__DATASET RECORDS__
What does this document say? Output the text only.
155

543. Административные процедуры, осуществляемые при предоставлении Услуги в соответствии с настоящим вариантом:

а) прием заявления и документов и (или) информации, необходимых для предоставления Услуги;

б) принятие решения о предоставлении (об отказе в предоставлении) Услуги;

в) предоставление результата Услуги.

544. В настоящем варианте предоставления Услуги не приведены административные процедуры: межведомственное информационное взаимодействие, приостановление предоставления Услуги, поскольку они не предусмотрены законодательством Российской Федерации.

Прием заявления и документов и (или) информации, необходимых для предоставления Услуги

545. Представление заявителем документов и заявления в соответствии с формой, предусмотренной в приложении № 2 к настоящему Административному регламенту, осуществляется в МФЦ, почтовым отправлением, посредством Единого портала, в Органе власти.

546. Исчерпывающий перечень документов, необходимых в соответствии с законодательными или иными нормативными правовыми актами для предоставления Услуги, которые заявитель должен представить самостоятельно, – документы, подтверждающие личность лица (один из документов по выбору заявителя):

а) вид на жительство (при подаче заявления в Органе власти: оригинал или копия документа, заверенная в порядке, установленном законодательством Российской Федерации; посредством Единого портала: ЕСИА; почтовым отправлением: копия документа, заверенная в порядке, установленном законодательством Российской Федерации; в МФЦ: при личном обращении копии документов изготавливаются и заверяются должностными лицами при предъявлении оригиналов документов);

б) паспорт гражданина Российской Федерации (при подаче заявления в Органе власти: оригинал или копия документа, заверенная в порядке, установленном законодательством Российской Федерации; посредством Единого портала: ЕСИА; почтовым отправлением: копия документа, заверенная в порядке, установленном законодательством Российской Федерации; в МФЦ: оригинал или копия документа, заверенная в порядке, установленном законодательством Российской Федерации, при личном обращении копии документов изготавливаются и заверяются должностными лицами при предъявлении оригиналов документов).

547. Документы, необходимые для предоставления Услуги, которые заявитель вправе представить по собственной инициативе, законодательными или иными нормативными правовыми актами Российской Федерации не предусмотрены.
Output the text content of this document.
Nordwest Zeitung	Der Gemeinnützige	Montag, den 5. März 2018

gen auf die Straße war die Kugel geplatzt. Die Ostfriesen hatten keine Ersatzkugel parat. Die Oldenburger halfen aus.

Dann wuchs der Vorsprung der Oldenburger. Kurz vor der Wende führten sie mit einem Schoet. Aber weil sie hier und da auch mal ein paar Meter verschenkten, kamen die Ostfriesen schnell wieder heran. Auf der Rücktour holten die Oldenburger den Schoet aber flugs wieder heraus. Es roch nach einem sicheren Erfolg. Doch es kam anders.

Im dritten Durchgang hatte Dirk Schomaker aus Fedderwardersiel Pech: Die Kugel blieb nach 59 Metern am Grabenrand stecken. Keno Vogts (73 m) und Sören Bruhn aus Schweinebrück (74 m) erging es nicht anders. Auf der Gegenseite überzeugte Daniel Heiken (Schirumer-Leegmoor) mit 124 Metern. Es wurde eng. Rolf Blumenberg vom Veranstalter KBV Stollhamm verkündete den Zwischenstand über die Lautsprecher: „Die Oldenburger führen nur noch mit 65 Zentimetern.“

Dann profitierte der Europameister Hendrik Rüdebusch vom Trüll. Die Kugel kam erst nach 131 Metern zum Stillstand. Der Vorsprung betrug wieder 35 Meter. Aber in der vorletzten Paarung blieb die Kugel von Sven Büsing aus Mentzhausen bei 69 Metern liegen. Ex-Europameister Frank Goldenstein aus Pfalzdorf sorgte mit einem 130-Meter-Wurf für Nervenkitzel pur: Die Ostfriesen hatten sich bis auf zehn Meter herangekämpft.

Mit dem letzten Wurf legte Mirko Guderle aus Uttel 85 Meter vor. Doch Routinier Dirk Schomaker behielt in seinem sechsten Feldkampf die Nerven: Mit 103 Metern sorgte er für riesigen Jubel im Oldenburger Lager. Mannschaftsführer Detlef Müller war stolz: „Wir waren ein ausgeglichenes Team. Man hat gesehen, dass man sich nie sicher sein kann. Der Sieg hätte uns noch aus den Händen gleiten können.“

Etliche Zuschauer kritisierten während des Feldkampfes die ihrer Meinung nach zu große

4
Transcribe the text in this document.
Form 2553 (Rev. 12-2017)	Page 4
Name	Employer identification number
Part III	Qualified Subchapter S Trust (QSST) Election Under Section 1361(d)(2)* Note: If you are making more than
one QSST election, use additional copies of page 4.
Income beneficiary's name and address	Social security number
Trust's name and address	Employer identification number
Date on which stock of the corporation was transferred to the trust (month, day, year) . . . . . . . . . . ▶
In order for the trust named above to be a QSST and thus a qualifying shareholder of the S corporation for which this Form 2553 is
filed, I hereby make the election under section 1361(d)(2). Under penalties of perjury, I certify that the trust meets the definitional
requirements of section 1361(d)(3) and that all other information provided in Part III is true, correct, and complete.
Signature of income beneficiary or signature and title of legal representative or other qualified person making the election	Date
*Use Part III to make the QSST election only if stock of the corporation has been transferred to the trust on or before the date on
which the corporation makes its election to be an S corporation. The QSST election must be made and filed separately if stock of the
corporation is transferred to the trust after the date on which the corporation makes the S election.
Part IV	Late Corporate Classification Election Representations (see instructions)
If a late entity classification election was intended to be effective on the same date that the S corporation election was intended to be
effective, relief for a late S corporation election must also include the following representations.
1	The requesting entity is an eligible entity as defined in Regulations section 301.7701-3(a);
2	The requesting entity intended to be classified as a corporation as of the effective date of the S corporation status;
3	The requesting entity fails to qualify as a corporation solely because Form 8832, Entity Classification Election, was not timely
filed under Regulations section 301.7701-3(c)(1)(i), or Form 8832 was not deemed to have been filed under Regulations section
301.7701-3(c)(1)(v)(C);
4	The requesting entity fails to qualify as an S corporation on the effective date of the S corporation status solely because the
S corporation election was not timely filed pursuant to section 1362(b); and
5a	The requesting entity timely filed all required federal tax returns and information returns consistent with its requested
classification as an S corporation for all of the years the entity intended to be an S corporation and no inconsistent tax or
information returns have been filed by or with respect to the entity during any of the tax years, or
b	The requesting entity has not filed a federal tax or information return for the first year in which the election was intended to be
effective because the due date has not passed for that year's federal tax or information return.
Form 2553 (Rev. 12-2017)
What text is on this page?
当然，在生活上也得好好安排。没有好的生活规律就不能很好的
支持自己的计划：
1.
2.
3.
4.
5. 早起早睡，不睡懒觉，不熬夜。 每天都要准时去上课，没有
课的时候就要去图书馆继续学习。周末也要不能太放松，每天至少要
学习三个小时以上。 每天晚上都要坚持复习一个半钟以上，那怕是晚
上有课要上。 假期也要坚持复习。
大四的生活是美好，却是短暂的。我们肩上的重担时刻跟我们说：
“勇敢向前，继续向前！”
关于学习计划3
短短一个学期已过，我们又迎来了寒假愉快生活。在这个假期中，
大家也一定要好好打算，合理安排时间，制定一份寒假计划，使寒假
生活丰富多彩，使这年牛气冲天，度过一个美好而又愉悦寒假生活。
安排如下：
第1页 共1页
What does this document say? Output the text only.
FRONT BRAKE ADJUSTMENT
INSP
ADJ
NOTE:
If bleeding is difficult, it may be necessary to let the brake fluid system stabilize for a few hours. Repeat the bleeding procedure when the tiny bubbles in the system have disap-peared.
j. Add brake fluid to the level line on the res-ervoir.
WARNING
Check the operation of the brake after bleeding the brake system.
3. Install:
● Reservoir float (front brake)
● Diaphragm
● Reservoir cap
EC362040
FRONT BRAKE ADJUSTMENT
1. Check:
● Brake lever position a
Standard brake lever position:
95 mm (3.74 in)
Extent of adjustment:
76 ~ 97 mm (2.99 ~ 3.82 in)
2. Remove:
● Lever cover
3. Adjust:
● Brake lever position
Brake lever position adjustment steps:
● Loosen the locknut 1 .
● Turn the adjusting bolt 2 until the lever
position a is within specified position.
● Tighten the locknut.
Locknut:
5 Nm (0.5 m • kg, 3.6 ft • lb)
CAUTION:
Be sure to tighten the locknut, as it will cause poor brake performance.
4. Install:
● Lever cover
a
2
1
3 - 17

__GOAL__
Lines that hold the word "anders" are the ones to return, every one of them.

__OUTPUT FOR THIS EXERCISE__
Dann wuchs der Vorsprung der Oldenburger. Kurz vor der Wende führten sie mit einem Schoet. Aber weil sie hier und da auch mal ein paar Meter verschenkten, kamen die Ostfriesen schnell wieder heran. Auf der Rücktour holten die Oldenburger den Schoet aber flugs wieder heraus. Es roch nach einem sicheren Erfolg. Doch es kam anders.
Im dritten Durchgang hatte Dirk Schomaker aus Fedderwardersiel Pech: Die Kugel blieb nach 59 Metern am Grabenrand stecken. Keno Vogts (73 m) und Sören Bruhn aus Schweinebrück (74 m) erging es nicht anders. Auf der Gegenseite überzeugte Daniel Heiken (Schirumer-Leegmoor) mit 124 Metern. Es wurde eng. Rolf Blumenberg vom Veranstalter KBV Stollhamm verkündete den Zwischenstand über die Lautsprecher: „Die Oldenburger führen nur noch mit 65 Zentimetern.“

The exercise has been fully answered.